Output the records exactly as they appear, with no pictures included.

--- begin EXTRACTED INFORMATION ---

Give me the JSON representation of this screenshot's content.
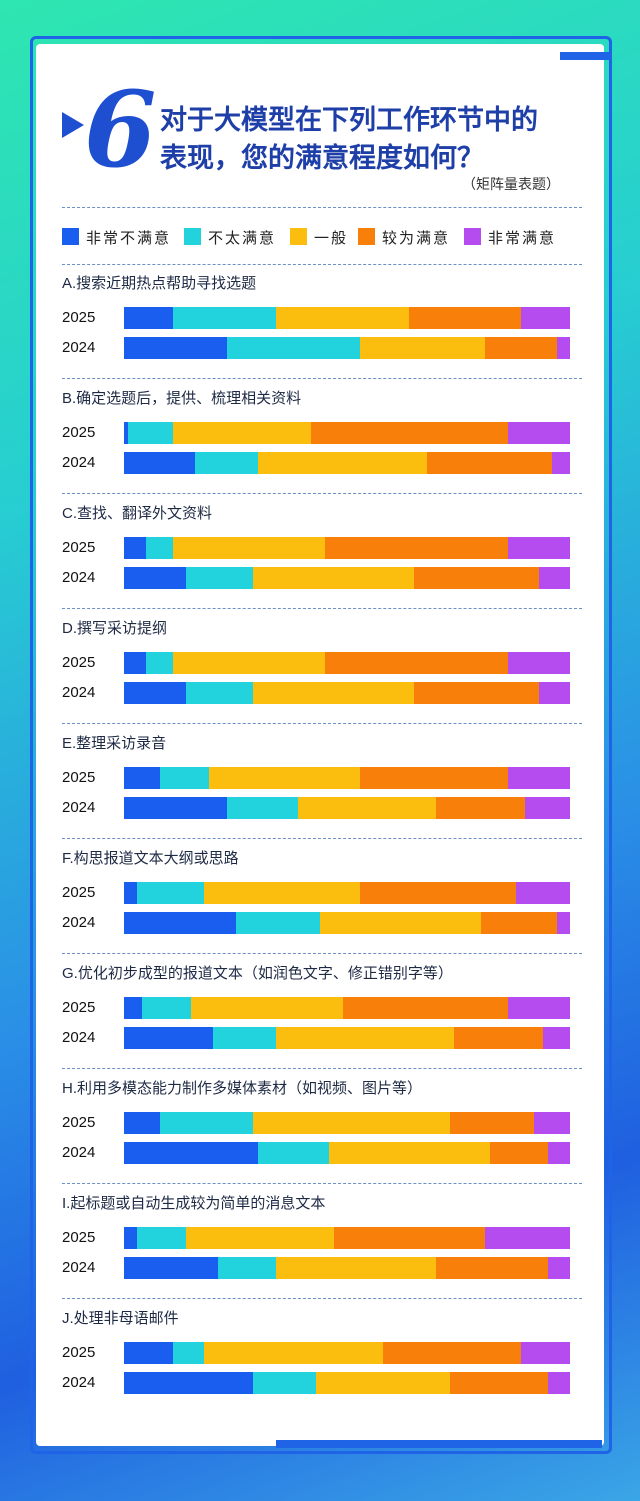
{
  "header": {
    "number": "6",
    "title_line1": "对于大模型在下列工作环节中的",
    "title_line2": "表现，您的满意程度如何？",
    "subtitle": "（矩阵量表题）"
  },
  "colors": {
    "very_dissatisfied": "#1a5ef0",
    "not_very_satisfied": "#22d3de",
    "neutral": "#fbbd0e",
    "fairly_satisfied": "#f97f0b",
    "very_satisfied": "#b54cf0",
    "frame": "#1f63e6"
  },
  "chart_data": {
    "type": "bar",
    "orientation": "horizontal-stacked-100",
    "legend_position": "top",
    "legend": [
      "非常不满意",
      "不太满意",
      "一般",
      "较为满意",
      "非常满意"
    ],
    "years": [
      "2025",
      "2024"
    ],
    "categories": [
      {
        "label": "A.搜索近期热点帮助寻找选题",
        "2025": [
          11,
          23,
          30,
          25,
          11
        ],
        "2024": [
          23,
          30,
          28,
          16,
          3
        ]
      },
      {
        "label": "B.确定选题后，提供、梳理相关资料",
        "2025": [
          1,
          10,
          31,
          44,
          14
        ],
        "2024": [
          16,
          14,
          38,
          28,
          4
        ]
      },
      {
        "label": "C.查找、翻译外文资料",
        "2025": [
          5,
          6,
          34,
          41,
          14
        ],
        "2024": [
          14,
          15,
          36,
          28,
          7
        ]
      },
      {
        "label": "D.撰写采访提纲",
        "2025": [
          5,
          6,
          34,
          41,
          14
        ],
        "2024": [
          14,
          15,
          36,
          28,
          7
        ]
      },
      {
        "label": "E.整理采访录音",
        "2025": [
          8,
          11,
          34,
          33,
          14
        ],
        "2024": [
          23,
          16,
          31,
          20,
          10
        ]
      },
      {
        "label": "F.构思报道文本大纲或思路",
        "2025": [
          3,
          15,
          35,
          35,
          12
        ],
        "2024": [
          25,
          19,
          36,
          17,
          3
        ]
      },
      {
        "label": "G.优化初步成型的报道文本（如润色文字、修正错别字等）",
        "2025": [
          4,
          11,
          34,
          37,
          14
        ],
        "2024": [
          20,
          14,
          40,
          20,
          6
        ]
      },
      {
        "label": "H.利用多模态能力制作多媒体素材（如视频、图片等）",
        "2025": [
          8,
          21,
          44,
          19,
          8
        ],
        "2024": [
          30,
          16,
          36,
          13,
          5
        ]
      },
      {
        "label": "I.起标题或自动生成较为简单的消息文本",
        "2025": [
          3,
          11,
          33,
          34,
          19
        ],
        "2024": [
          21,
          13,
          36,
          25,
          5
        ]
      },
      {
        "label": "J.处理非母语邮件",
        "2025": [
          11,
          7,
          40,
          31,
          11
        ],
        "2024": [
          29,
          14,
          30,
          22,
          5
        ]
      }
    ]
  }
}
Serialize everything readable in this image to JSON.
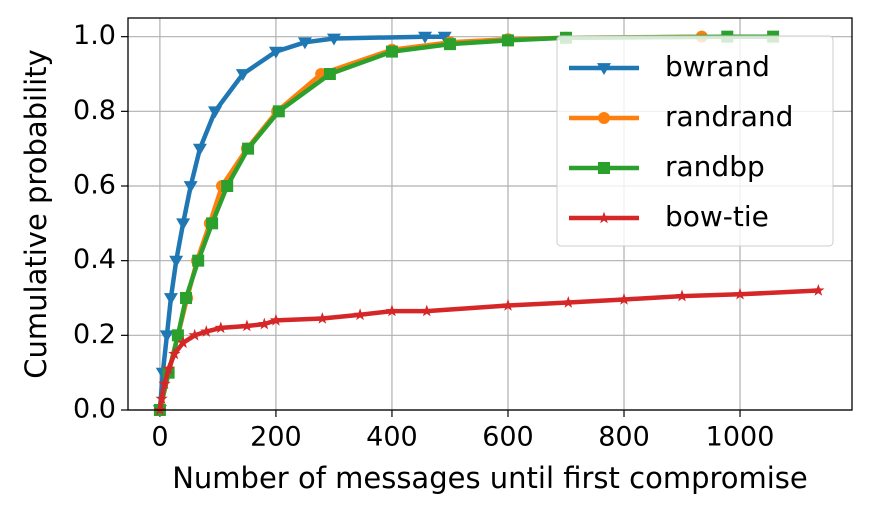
{
  "chart_data": {
    "type": "line",
    "xlabel": "Number of messages until first compromise",
    "ylabel": "Cumulative probability",
    "xlim": [
      -55,
      1193
    ],
    "ylim": [
      0,
      1.05
    ],
    "xticks": [
      0,
      200,
      400,
      600,
      800,
      1000
    ],
    "yticks": [
      {
        "value": 0,
        "label": "0.0"
      },
      0.2,
      0.4,
      0.6,
      0.8,
      {
        "value": 1,
        "label": "1.0"
      }
    ],
    "grid": true,
    "legend": "upper right",
    "series": [
      {
        "name": "bwrand",
        "color": "#1f77b4",
        "marker": "v",
        "x": [
          0,
          5,
          12,
          19,
          28,
          40,
          53,
          69,
          95,
          143,
          200,
          250,
          300,
          457,
          491
        ],
        "values": [
          0,
          0.1,
          0.2,
          0.3,
          0.4,
          0.5,
          0.6,
          0.7,
          0.8,
          0.9,
          0.96,
          0.985,
          0.995,
          1.0,
          1.0
        ]
      },
      {
        "name": "randrand",
        "color": "#ff7f0e",
        "marker": "o",
        "x": [
          0,
          15,
          31,
          47,
          64,
          86,
          107,
          150,
          202,
          278,
          400,
          500,
          600,
          700,
          934
        ],
        "values": [
          0,
          0.1,
          0.2,
          0.3,
          0.4,
          0.5,
          0.6,
          0.7,
          0.8,
          0.9,
          0.965,
          0.985,
          0.993,
          0.997,
          1.0
        ]
      },
      {
        "name": "randbp",
        "color": "#2ca02c",
        "marker": "s",
        "x": [
          0,
          15,
          31,
          45,
          66,
          90,
          116,
          152,
          205,
          293,
          400,
          500,
          600,
          700,
          978,
          1057
        ],
        "values": [
          0,
          0.1,
          0.2,
          0.3,
          0.4,
          0.5,
          0.6,
          0.7,
          0.8,
          0.9,
          0.96,
          0.98,
          0.99,
          0.997,
          1.0,
          1.0
        ]
      },
      {
        "name": "bow-tie",
        "color": "#d62728",
        "marker": "*",
        "x": [
          0,
          3,
          8,
          15,
          25,
          40,
          60,
          80,
          105,
          150,
          180,
          200,
          280,
          345,
          400,
          460,
          600,
          704,
          800,
          900,
          1000,
          1135
        ],
        "values": [
          0,
          0.03,
          0.07,
          0.11,
          0.15,
          0.18,
          0.2,
          0.21,
          0.22,
          0.225,
          0.23,
          0.24,
          0.245,
          0.255,
          0.265,
          0.265,
          0.28,
          0.288,
          0.296,
          0.305,
          0.31,
          0.32
        ]
      }
    ]
  }
}
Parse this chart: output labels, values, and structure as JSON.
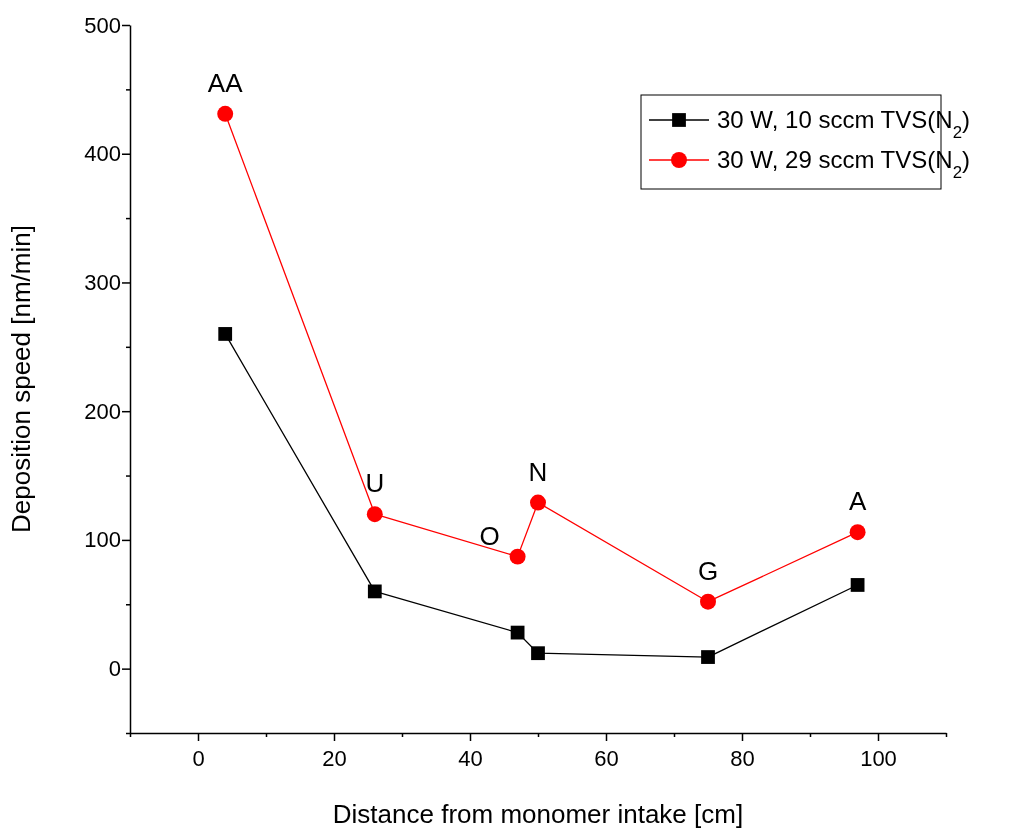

--- end EXTRACTED INFORMATION ---

# THE OUTPUT:
Give me the JSON representation of this screenshot's content.
{
  "header": {
    "number": "6",
    "title_line1": "对于大模型在下列工作环节中的",
    "title_line2": "表现，您的满意程度如何？",
    "subtitle": "（矩阵量表题）"
  },
  "colors": {
    "very_dissatisfied": "#1a5ef0",
    "not_very_satisfied": "#22d3de",
    "neutral": "#fbbd0e",
    "fairly_satisfied": "#f97f0b",
    "very_satisfied": "#b54cf0",
    "frame": "#1f63e6"
  },
  "chart_data": {
    "type": "bar",
    "orientation": "horizontal-stacked-100",
    "legend_position": "top",
    "legend": [
      "非常不满意",
      "不太满意",
      "一般",
      "较为满意",
      "非常满意"
    ],
    "years": [
      "2025",
      "2024"
    ],
    "categories": [
      {
        "label": "A.搜索近期热点帮助寻找选题",
        "2025": [
          11,
          23,
          30,
          25,
          11
        ],
        "2024": [
          23,
          30,
          28,
          16,
          3
        ]
      },
      {
        "label": "B.确定选题后，提供、梳理相关资料",
        "2025": [
          1,
          10,
          31,
          44,
          14
        ],
        "2024": [
          16,
          14,
          38,
          28,
          4
        ]
      },
      {
        "label": "C.查找、翻译外文资料",
        "2025": [
          5,
          6,
          34,
          41,
          14
        ],
        "2024": [
          14,
          15,
          36,
          28,
          7
        ]
      },
      {
        "label": "D.撰写采访提纲",
        "2025": [
          5,
          6,
          34,
          41,
          14
        ],
        "2024": [
          14,
          15,
          36,
          28,
          7
        ]
      },
      {
        "label": "E.整理采访录音",
        "2025": [
          8,
          11,
          34,
          33,
          14
        ],
        "2024": [
          23,
          16,
          31,
          20,
          10
        ]
      },
      {
        "label": "F.构思报道文本大纲或思路",
        "2025": [
          3,
          15,
          35,
          35,
          12
        ],
        "2024": [
          25,
          19,
          36,
          17,
          3
        ]
      },
      {
        "label": "G.优化初步成型的报道文本（如润色文字、修正错别字等）",
        "2025": [
          4,
          11,
          34,
          37,
          14
        ],
        "2024": [
          20,
          14,
          40,
          20,
          6
        ]
      },
      {
        "label": "H.利用多模态能力制作多媒体素材（如视频、图片等）",
        "2025": [
          8,
          21,
          44,
          19,
          8
        ],
        "2024": [
          30,
          16,
          36,
          13,
          5
        ]
      },
      {
        "label": "I.起标题或自动生成较为简单的消息文本",
        "2025": [
          3,
          11,
          33,
          34,
          19
        ],
        "2024": [
          21,
          13,
          36,
          25,
          5
        ]
      },
      {
        "label": "J.处理非母语邮件",
        "2025": [
          11,
          7,
          40,
          31,
          11
        ],
        "2024": [
          29,
          14,
          30,
          22,
          5
        ]
      }
    ]
  }
}
Serialize everything readable in this image to JSON.
{
  "chart_data": {
    "type": "line",
    "xlabel": "Number of messages until first compromise",
    "ylabel": "Cumulative probability",
    "xlim": [
      -55,
      1193
    ],
    "ylim": [
      0,
      1.05
    ],
    "xticks": [
      0,
      200,
      400,
      600,
      800,
      1000
    ],
    "yticks": [
      {
        "value": 0,
        "label": "0.0"
      },
      0.2,
      0.4,
      0.6,
      0.8,
      {
        "value": 1,
        "label": "1.0"
      }
    ],
    "grid": true,
    "legend": "upper right",
    "series": [
      {
        "name": "bwrand",
        "color": "#1f77b4",
        "marker": "v",
        "x": [
          0,
          5,
          12,
          19,
          28,
          40,
          53,
          69,
          95,
          143,
          200,
          250,
          300,
          457,
          491
        ],
        "values": [
          0,
          0.1,
          0.2,
          0.3,
          0.4,
          0.5,
          0.6,
          0.7,
          0.8,
          0.9,
          0.96,
          0.985,
          0.995,
          1.0,
          1.0
        ]
      },
      {
        "name": "randrand",
        "color": "#ff7f0e",
        "marker": "o",
        "x": [
          0,
          15,
          31,
          47,
          64,
          86,
          107,
          150,
          202,
          278,
          400,
          500,
          600,
          700,
          934
        ],
        "values": [
          0,
          0.1,
          0.2,
          0.3,
          0.4,
          0.5,
          0.6,
          0.7,
          0.8,
          0.9,
          0.965,
          0.985,
          0.993,
          0.997,
          1.0
        ]
      },
      {
        "name": "randbp",
        "color": "#2ca02c",
        "marker": "s",
        "x": [
          0,
          15,
          31,
          45,
          66,
          90,
          116,
          152,
          205,
          293,
          400,
          500,
          600,
          700,
          978,
          1057
        ],
        "values": [
          0,
          0.1,
          0.2,
          0.3,
          0.4,
          0.5,
          0.6,
          0.7,
          0.8,
          0.9,
          0.96,
          0.98,
          0.99,
          0.997,
          1.0,
          1.0
        ]
      },
      {
        "name": "bow-tie",
        "color": "#d62728",
        "marker": "*",
        "x": [
          0,
          3,
          8,
          15,
          25,
          40,
          60,
          80,
          105,
          150,
          180,
          200,
          280,
          345,
          400,
          460,
          600,
          704,
          800,
          900,
          1000,
          1135
        ],
        "values": [
          0,
          0.03,
          0.07,
          0.11,
          0.15,
          0.18,
          0.2,
          0.21,
          0.22,
          0.225,
          0.23,
          0.24,
          0.245,
          0.255,
          0.265,
          0.265,
          0.28,
          0.288,
          0.296,
          0.305,
          0.31,
          0.32
        ]
      }
    ]
  }
}
Parse this chart: output labels, values, and structure as JSON.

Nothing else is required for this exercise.